RECORD EXTRACTS:
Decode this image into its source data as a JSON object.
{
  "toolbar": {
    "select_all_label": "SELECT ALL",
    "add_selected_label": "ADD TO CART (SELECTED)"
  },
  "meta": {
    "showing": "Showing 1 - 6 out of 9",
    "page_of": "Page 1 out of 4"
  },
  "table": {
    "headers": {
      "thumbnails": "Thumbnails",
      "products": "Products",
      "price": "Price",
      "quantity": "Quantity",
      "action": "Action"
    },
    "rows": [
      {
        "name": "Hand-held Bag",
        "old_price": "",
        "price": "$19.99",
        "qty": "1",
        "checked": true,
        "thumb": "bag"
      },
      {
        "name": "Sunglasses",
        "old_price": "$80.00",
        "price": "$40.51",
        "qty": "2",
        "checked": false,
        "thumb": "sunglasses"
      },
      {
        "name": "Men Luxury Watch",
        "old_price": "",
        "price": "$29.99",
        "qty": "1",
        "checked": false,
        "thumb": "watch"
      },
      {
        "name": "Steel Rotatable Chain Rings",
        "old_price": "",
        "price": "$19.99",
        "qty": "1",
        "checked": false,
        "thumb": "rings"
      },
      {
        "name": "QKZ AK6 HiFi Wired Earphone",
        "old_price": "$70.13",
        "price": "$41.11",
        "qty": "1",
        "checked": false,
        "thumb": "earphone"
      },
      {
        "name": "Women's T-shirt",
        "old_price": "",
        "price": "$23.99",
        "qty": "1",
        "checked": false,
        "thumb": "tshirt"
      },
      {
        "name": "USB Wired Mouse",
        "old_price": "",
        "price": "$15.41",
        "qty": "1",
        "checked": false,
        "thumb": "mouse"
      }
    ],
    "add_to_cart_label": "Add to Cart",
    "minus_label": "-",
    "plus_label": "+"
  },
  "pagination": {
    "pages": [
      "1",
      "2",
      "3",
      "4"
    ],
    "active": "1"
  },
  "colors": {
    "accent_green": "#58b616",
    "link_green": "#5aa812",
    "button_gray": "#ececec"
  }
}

PROBLEM:
Only a number is wanted: how many lines of the material include the word "Wired".

FINAL ANSWER:
2